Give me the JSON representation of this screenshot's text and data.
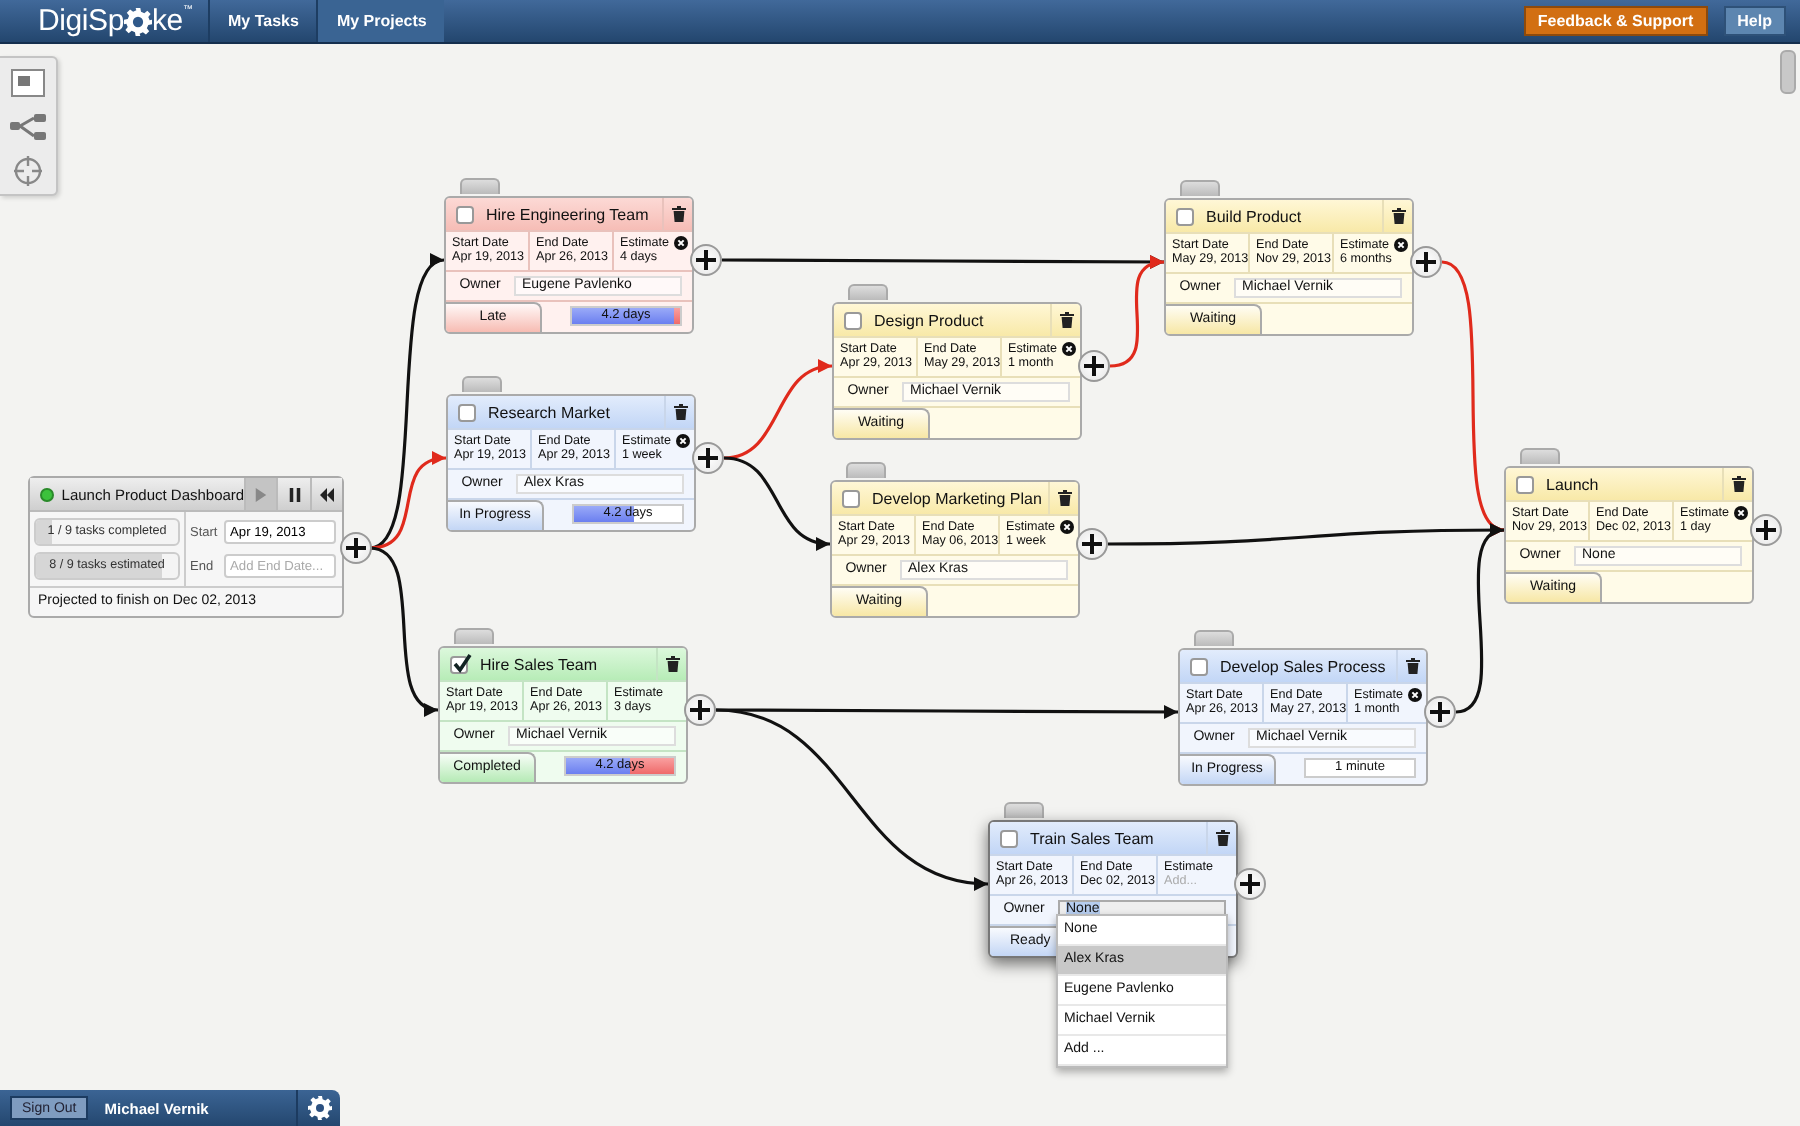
{
  "topbar": {
    "logo": {
      "parts": [
        "DigiSp",
        "ke"
      ],
      "mark": "™"
    },
    "tabs": [
      {
        "label": "My Tasks",
        "selected": false
      },
      {
        "label": "My Projects",
        "selected": true
      }
    ],
    "buttons": [
      {
        "label": "Feedback & Support",
        "kind": "feedback"
      },
      {
        "label": "Help",
        "kind": "help"
      }
    ]
  },
  "dashboard": {
    "title": "Launch Product Dashboard",
    "running": true,
    "controls": [
      {
        "kind": "play",
        "disabled": true
      },
      {
        "kind": "pause",
        "disabled": false
      },
      {
        "kind": "rewind",
        "disabled": false
      }
    ],
    "counters": [
      {
        "label": "1 / 9 tasks completed",
        "level": 0.11
      },
      {
        "label": "8 / 9 tasks estimated",
        "level": 0.89
      }
    ],
    "start": {
      "label": "Start",
      "value": "Apr 19, 2013"
    },
    "end": {
      "label": "End",
      "placeholder": "Add End Date..."
    },
    "projection": "Projected to finish on Dec 02, 2013",
    "links": [
      {
        "critical": false
      },
      {
        "critical": true
      },
      {
        "critical": false
      }
    ]
  },
  "tasks": [
    {
      "title": "Hire Engineering Team",
      "done": false,
      "focused": false,
      "dates": [
        {
          "label": "Start Date",
          "value": "Apr 19, 2013"
        },
        {
          "label": "End Date",
          "value": "Apr 26, 2013"
        },
        {
          "label": "Estimate",
          "value": "4 days",
          "clearable": true
        }
      ],
      "owner": {
        "label": "Owner",
        "value": "Eugene Pavlenko"
      },
      "status": {
        "label": "Late",
        "kind": "late"
      },
      "progress": {
        "label": "4.2 days",
        "level": 0.95,
        "overdue": true
      },
      "links": [
        {
          "critical": false
        }
      ]
    },
    {
      "title": "Research Market",
      "done": false,
      "focused": false,
      "dates": [
        {
          "label": "Start Date",
          "value": "Apr 19, 2013"
        },
        {
          "label": "End Date",
          "value": "Apr 29, 2013"
        },
        {
          "label": "Estimate",
          "value": "1 week",
          "clearable": true
        }
      ],
      "owner": {
        "label": "Owner",
        "value": "Alex Kras"
      },
      "status": {
        "label": "In Progress",
        "kind": "in-progress"
      },
      "progress": {
        "label": "4.2 days",
        "level": 0.55,
        "overdue": false
      },
      "links": [
        {
          "critical": true
        },
        {
          "critical": false
        }
      ]
    },
    {
      "title": "Hire Sales Team",
      "done": true,
      "focused": false,
      "dates": [
        {
          "label": "Start Date",
          "value": "Apr 19, 2013"
        },
        {
          "label": "End Date",
          "value": "Apr 26, 2013"
        },
        {
          "label": "Estimate",
          "value": "3 days",
          "clearable": false
        }
      ],
      "owner": {
        "label": "Owner",
        "value": "Michael Vernik"
      },
      "status": {
        "label": "Completed",
        "kind": "completed"
      },
      "progress": {
        "label": "4.2 days",
        "level": 0.6,
        "overdue": true
      },
      "links": [
        {
          "critical": false
        },
        {
          "critical": false
        }
      ]
    },
    {
      "title": "Design Product",
      "done": false,
      "focused": false,
      "dates": [
        {
          "label": "Start Date",
          "value": "Apr 29, 2013"
        },
        {
          "label": "End Date",
          "value": "May 29, 2013"
        },
        {
          "label": "Estimate",
          "value": "1 month",
          "clearable": true
        }
      ],
      "owner": {
        "label": "Owner",
        "value": "Michael Vernik"
      },
      "status": {
        "label": "Waiting",
        "kind": "waiting"
      },
      "links": [
        {
          "critical": true
        }
      ]
    },
    {
      "title": "Develop Marketing Plan",
      "done": false,
      "focused": false,
      "dates": [
        {
          "label": "Start Date",
          "value": "Apr 29, 2013"
        },
        {
          "label": "End Date",
          "value": "May 06, 2013"
        },
        {
          "label": "Estimate",
          "value": "1 week",
          "clearable": true
        }
      ],
      "owner": {
        "label": "Owner",
        "value": "Alex Kras"
      },
      "status": {
        "label": "Waiting",
        "kind": "waiting"
      },
      "links": [
        {
          "critical": false
        }
      ]
    },
    {
      "title": "Build Product",
      "done": false,
      "focused": false,
      "dates": [
        {
          "label": "Start Date",
          "value": "May 29, 2013"
        },
        {
          "label": "End Date",
          "value": "Nov 29, 2013"
        },
        {
          "label": "Estimate",
          "value": "6 months",
          "clearable": true
        }
      ],
      "owner": {
        "label": "Owner",
        "value": "Michael Vernik"
      },
      "status": {
        "label": "Waiting",
        "kind": "waiting"
      },
      "links": [
        {
          "critical": true
        }
      ]
    },
    {
      "title": "Launch",
      "done": false,
      "focused": false,
      "dates": [
        {
          "label": "Start Date",
          "value": "Nov 29, 2013"
        },
        {
          "label": "End Date",
          "value": "Dec 02, 2013"
        },
        {
          "label": "Estimate",
          "value": "1 day",
          "clearable": true
        }
      ],
      "owner": {
        "label": "Owner",
        "value": "None"
      },
      "status": {
        "label": "Waiting",
        "kind": "waiting"
      }
    },
    {
      "title": "Develop Sales Process",
      "done": false,
      "focused": false,
      "dates": [
        {
          "label": "Start Date",
          "value": "Apr 26, 2013"
        },
        {
          "label": "End Date",
          "value": "May 27, 2013"
        },
        {
          "label": "Estimate",
          "value": "1 month",
          "clearable": true
        }
      ],
      "owner": {
        "label": "Owner",
        "value": "Michael Vernik"
      },
      "status": {
        "label": "In Progress",
        "kind": "in-progress"
      },
      "progress": {
        "label": "1 minute",
        "level": 0,
        "overdue": false
      },
      "links": [
        {
          "critical": false
        }
      ]
    },
    {
      "title": "Train Sales Team",
      "done": false,
      "focused": true,
      "dates": [
        {
          "label": "Start Date",
          "value": "Apr 26, 2013"
        },
        {
          "label": "End Date",
          "value": "Dec 02, 2013"
        },
        {
          "label": "Estimate",
          "placeholder": "Add...",
          "clearable": false
        }
      ],
      "owner": {
        "label": "Owner",
        "value": "None"
      },
      "status": {
        "label": "Ready",
        "kind": "ready"
      },
      "owner_menu": {
        "options": [
          {
            "label": "None",
            "selected": false
          },
          {
            "label": "Alex Kras",
            "selected": true
          },
          {
            "label": "Eugene Pavlenko",
            "selected": false
          },
          {
            "label": "Michael Vernik",
            "selected": false
          },
          {
            "label": "Add ...",
            "selected": false
          }
        ]
      }
    }
  ],
  "user_bar": {
    "sign_out": "Sign Out",
    "user": "Michael Vernik"
  }
}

Your goal -
Copy the records above exactly. The pictures are not part of the copy.

Solution for this problem -
Give me the JSON representation of this screenshot's text and data.
{
  "topbar": {
    "logo": {
      "parts": [
        "DigiSp",
        "ke"
      ],
      "mark": "™"
    },
    "tabs": [
      {
        "label": "My Tasks",
        "selected": false
      },
      {
        "label": "My Projects",
        "selected": true
      }
    ],
    "buttons": [
      {
        "label": "Feedback & Support",
        "kind": "feedback"
      },
      {
        "label": "Help",
        "kind": "help"
      }
    ]
  },
  "dashboard": {
    "title": "Launch Product Dashboard",
    "running": true,
    "controls": [
      {
        "kind": "play",
        "disabled": true
      },
      {
        "kind": "pause",
        "disabled": false
      },
      {
        "kind": "rewind",
        "disabled": false
      }
    ],
    "counters": [
      {
        "label": "1 / 9 tasks completed",
        "level": 0.11
      },
      {
        "label": "8 / 9 tasks estimated",
        "level": 0.89
      }
    ],
    "start": {
      "label": "Start",
      "value": "Apr 19, 2013"
    },
    "end": {
      "label": "End",
      "placeholder": "Add End Date..."
    },
    "projection": "Projected to finish on Dec 02, 2013",
    "links": [
      {
        "critical": false
      },
      {
        "critical": true
      },
      {
        "critical": false
      }
    ]
  },
  "tasks": [
    {
      "title": "Hire Engineering Team",
      "done": false,
      "focused": false,
      "dates": [
        {
          "label": "Start Date",
          "value": "Apr 19, 2013"
        },
        {
          "label": "End Date",
          "value": "Apr 26, 2013"
        },
        {
          "label": "Estimate",
          "value": "4 days",
          "clearable": true
        }
      ],
      "owner": {
        "label": "Owner",
        "value": "Eugene Pavlenko"
      },
      "status": {
        "label": "Late",
        "kind": "late"
      },
      "progress": {
        "label": "4.2 days",
        "level": 0.95,
        "overdue": true
      },
      "links": [
        {
          "critical": false
        }
      ]
    },
    {
      "title": "Research Market",
      "done": false,
      "focused": false,
      "dates": [
        {
          "label": "Start Date",
          "value": "Apr 19, 2013"
        },
        {
          "label": "End Date",
          "value": "Apr 29, 2013"
        },
        {
          "label": "Estimate",
          "value": "1 week",
          "clearable": true
        }
      ],
      "owner": {
        "label": "Owner",
        "value": "Alex Kras"
      },
      "status": {
        "label": "In Progress",
        "kind": "in-progress"
      },
      "progress": {
        "label": "4.2 days",
        "level": 0.55,
        "overdue": false
      },
      "links": [
        {
          "critical": true
        },
        {
          "critical": false
        }
      ]
    },
    {
      "title": "Hire Sales Team",
      "done": true,
      "focused": false,
      "dates": [
        {
          "label": "Start Date",
          "value": "Apr 19, 2013"
        },
        {
          "label": "End Date",
          "value": "Apr 26, 2013"
        },
        {
          "label": "Estimate",
          "value": "3 days",
          "clearable": false
        }
      ],
      "owner": {
        "label": "Owner",
        "value": "Michael Vernik"
      },
      "status": {
        "label": "Completed",
        "kind": "completed"
      },
      "progress": {
        "label": "4.2 days",
        "level": 0.6,
        "overdue": true
      },
      "links": [
        {
          "critical": false
        },
        {
          "critical": false
        }
      ]
    },
    {
      "title": "Design Product",
      "done": false,
      "focused": false,
      "dates": [
        {
          "label": "Start Date",
          "value": "Apr 29, 2013"
        },
        {
          "label": "End Date",
          "value": "May 29, 2013"
        },
        {
          "label": "Estimate",
          "value": "1 month",
          "clearable": true
        }
      ],
      "owner": {
        "label": "Owner",
        "value": "Michael Vernik"
      },
      "status": {
        "label": "Waiting",
        "kind": "waiting"
      },
      "links": [
        {
          "critical": true
        }
      ]
    },
    {
      "title": "Develop Marketing Plan",
      "done": false,
      "focused": false,
      "dates": [
        {
          "label": "Start Date",
          "value": "Apr 29, 2013"
        },
        {
          "label": "End Date",
          "value": "May 06, 2013"
        },
        {
          "label": "Estimate",
          "value": "1 week",
          "clearable": true
        }
      ],
      "owner": {
        "label": "Owner",
        "value": "Alex Kras"
      },
      "status": {
        "label": "Waiting",
        "kind": "waiting"
      },
      "links": [
        {
          "critical": false
        }
      ]
    },
    {
      "title": "Build Product",
      "done": false,
      "focused": false,
      "dates": [
        {
          "label": "Start Date",
          "value": "May 29, 2013"
        },
        {
          "label": "End Date",
          "value": "Nov 29, 2013"
        },
        {
          "label": "Estimate",
          "value": "6 months",
          "clearable": true
        }
      ],
      "owner": {
        "label": "Owner",
        "value": "Michael Vernik"
      },
      "status": {
        "label": "Waiting",
        "kind": "waiting"
      },
      "links": [
        {
          "critical": true
        }
      ]
    },
    {
      "title": "Launch",
      "done": false,
      "focused": false,
      "dates": [
        {
          "label": "Start Date",
          "value": "Nov 29, 2013"
        },
        {
          "label": "End Date",
          "value": "Dec 02, 2013"
        },
        {
          "label": "Estimate",
          "value": "1 day",
          "clearable": true
        }
      ],
      "owner": {
        "label": "Owner",
        "value": "None"
      },
      "status": {
        "label": "Waiting",
        "kind": "waiting"
      }
    },
    {
      "title": "Develop Sales Process",
      "done": false,
      "focused": false,
      "dates": [
        {
          "label": "Start Date",
          "value": "Apr 26, 2013"
        },
        {
          "label": "End Date",
          "value": "May 27, 2013"
        },
        {
          "label": "Estimate",
          "value": "1 month",
          "clearable": true
        }
      ],
      "owner": {
        "label": "Owner",
        "value": "Michael Vernik"
      },
      "status": {
        "label": "In Progress",
        "kind": "in-progress"
      },
      "progress": {
        "label": "1 minute",
        "level": 0,
        "overdue": false
      },
      "links": [
        {
          "critical": false
        }
      ]
    },
    {
      "title": "Train Sales Team",
      "done": false,
      "focused": true,
      "dates": [
        {
          "label": "Start Date",
          "value": "Apr 26, 2013"
        },
        {
          "label": "End Date",
          "value": "Dec 02, 2013"
        },
        {
          "label": "Estimate",
          "placeholder": "Add...",
          "clearable": false
        }
      ],
      "owner": {
        "label": "Owner",
        "value": "None"
      },
      "status": {
        "label": "Ready",
        "kind": "ready"
      },
      "owner_menu": {
        "options": [
          {
            "label": "None",
            "selected": false
          },
          {
            "label": "Alex Kras",
            "selected": true
          },
          {
            "label": "Eugene Pavlenko",
            "selected": false
          },
          {
            "label": "Michael Vernik",
            "selected": false
          },
          {
            "label": "Add ...",
            "selected": false
          }
        ]
      }
    }
  ],
  "user_bar": {
    "sign_out": "Sign Out",
    "user": "Michael Vernik"
  }
}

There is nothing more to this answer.